======== INFORMATION SUPPLIED

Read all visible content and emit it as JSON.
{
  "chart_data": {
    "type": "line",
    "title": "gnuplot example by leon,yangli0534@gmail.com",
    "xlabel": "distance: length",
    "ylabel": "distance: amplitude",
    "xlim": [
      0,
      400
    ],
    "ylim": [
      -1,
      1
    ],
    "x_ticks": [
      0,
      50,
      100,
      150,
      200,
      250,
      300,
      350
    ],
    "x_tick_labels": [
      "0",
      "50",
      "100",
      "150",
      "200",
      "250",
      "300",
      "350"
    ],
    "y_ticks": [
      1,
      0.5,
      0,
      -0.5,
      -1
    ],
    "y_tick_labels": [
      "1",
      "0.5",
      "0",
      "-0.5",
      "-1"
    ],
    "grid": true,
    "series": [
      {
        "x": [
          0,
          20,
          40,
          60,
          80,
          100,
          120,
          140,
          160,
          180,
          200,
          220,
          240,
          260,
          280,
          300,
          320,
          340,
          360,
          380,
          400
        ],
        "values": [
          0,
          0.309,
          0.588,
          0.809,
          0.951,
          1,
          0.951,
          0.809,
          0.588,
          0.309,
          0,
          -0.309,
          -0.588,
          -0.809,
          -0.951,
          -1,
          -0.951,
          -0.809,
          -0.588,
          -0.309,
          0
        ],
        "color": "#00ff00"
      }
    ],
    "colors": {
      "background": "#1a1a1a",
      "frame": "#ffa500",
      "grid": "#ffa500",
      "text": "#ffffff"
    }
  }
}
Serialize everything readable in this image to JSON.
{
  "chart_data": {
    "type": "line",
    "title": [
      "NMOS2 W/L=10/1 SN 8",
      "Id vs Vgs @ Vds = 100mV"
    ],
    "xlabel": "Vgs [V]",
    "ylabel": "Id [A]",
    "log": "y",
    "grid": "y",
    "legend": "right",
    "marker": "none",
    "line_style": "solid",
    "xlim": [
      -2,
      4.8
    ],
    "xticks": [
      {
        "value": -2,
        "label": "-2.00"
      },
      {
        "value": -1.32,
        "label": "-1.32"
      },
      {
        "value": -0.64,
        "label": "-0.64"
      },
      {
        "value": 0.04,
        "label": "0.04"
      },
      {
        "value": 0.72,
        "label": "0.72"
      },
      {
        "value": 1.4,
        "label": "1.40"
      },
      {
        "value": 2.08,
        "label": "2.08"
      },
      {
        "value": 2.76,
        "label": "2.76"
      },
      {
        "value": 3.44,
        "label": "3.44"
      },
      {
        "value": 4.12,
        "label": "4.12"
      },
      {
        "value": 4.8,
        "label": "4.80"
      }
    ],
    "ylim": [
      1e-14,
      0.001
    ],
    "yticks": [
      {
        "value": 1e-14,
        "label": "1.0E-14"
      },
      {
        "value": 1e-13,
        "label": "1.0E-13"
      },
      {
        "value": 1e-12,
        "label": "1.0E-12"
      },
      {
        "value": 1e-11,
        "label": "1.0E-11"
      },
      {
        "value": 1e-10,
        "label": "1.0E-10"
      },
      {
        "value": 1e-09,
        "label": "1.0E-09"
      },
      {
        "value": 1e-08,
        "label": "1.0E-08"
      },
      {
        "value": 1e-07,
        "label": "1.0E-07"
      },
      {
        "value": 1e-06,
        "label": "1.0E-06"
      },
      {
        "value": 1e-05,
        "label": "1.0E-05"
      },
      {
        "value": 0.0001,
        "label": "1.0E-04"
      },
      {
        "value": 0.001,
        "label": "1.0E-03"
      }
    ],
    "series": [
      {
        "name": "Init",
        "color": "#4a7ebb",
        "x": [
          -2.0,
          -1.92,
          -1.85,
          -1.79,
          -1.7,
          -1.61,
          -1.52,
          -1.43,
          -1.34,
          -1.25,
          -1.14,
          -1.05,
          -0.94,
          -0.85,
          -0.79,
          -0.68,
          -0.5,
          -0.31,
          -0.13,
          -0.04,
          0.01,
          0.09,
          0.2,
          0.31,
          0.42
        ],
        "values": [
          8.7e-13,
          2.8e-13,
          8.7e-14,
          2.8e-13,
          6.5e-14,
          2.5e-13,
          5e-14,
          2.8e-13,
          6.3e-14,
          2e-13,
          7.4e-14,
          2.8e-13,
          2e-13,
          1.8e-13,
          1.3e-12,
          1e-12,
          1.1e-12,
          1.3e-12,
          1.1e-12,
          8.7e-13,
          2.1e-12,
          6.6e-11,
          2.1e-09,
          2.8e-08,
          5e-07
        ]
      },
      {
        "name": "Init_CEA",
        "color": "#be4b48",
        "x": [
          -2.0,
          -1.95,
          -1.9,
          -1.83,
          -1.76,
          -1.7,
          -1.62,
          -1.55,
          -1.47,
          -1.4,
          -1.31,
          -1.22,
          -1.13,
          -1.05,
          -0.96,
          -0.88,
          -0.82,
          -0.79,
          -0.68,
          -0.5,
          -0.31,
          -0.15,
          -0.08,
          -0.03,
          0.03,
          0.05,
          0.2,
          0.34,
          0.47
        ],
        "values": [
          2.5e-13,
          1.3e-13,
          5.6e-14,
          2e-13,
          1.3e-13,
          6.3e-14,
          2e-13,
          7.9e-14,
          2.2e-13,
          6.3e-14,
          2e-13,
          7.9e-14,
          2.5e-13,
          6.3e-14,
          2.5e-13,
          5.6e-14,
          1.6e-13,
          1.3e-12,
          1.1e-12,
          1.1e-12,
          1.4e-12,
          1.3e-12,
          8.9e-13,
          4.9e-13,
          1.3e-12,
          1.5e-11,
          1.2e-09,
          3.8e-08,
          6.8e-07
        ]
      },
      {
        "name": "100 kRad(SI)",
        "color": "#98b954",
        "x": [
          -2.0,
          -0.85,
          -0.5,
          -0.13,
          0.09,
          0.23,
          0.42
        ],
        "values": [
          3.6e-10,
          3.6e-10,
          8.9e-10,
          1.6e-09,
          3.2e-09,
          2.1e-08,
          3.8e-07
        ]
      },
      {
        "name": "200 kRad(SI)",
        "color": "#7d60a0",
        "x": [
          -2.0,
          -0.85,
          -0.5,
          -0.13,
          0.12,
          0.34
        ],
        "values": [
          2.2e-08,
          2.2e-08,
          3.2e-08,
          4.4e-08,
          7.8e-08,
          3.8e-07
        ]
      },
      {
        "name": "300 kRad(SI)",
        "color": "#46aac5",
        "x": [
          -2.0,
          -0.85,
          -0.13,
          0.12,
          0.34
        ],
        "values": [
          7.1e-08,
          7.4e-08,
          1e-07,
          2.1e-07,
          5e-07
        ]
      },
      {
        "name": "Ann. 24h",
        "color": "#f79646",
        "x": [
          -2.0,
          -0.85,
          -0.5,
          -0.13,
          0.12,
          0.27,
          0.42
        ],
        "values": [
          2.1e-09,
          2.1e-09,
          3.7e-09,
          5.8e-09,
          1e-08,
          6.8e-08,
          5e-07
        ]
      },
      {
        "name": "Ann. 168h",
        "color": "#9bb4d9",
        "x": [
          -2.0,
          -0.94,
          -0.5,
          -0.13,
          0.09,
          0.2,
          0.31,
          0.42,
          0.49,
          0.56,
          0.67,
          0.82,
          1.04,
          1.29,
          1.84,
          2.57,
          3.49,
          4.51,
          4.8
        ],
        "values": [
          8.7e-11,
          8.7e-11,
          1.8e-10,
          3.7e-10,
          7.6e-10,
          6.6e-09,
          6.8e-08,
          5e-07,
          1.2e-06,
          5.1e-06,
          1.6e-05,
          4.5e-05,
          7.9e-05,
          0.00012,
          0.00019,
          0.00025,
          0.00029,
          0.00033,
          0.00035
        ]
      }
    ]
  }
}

================
======== INFORMATION SUPPLIED

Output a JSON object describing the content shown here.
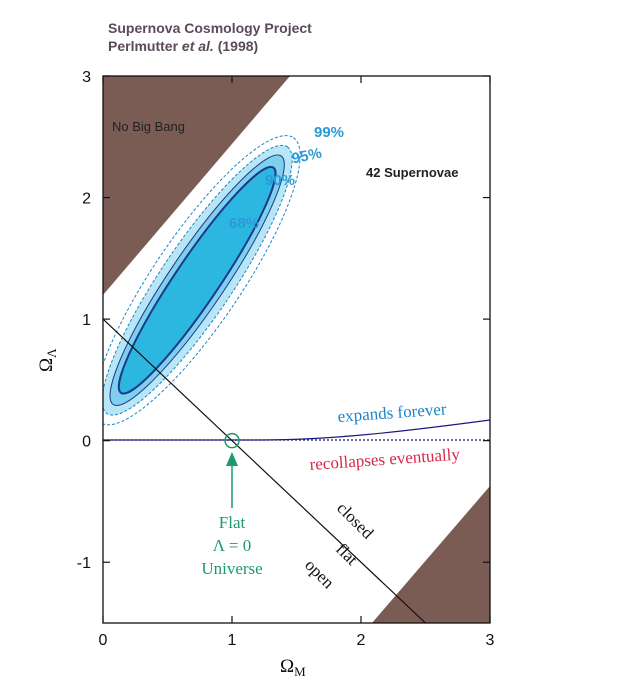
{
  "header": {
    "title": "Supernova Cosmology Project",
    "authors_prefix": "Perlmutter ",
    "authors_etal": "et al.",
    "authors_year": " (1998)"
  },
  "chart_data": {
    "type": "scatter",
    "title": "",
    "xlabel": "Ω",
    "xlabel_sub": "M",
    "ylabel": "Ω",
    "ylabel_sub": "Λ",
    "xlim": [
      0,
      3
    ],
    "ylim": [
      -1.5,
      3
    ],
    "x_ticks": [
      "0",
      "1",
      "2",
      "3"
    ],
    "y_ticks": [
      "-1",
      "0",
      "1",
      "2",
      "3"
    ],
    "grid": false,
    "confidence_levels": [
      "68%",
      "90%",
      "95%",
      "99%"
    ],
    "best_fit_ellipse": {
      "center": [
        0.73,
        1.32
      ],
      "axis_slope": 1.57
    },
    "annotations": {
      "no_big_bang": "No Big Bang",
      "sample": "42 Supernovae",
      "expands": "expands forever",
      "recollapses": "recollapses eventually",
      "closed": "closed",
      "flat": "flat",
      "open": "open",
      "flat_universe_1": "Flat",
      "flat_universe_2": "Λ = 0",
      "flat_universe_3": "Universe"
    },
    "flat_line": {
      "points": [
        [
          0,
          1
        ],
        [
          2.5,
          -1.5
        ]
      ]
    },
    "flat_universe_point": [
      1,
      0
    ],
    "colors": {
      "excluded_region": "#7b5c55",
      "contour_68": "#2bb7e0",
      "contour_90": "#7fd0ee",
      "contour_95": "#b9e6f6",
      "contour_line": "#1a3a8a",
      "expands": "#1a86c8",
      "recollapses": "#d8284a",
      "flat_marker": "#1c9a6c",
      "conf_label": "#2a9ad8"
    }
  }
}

================

◆ **TASK DETAILS**: Review the preceding data and report every line that includes the string "recollapses".

◆ **THE COMPLETED TASK**:
      "recollapses": "recollapses eventually",
      "recollapses": "#d8284a",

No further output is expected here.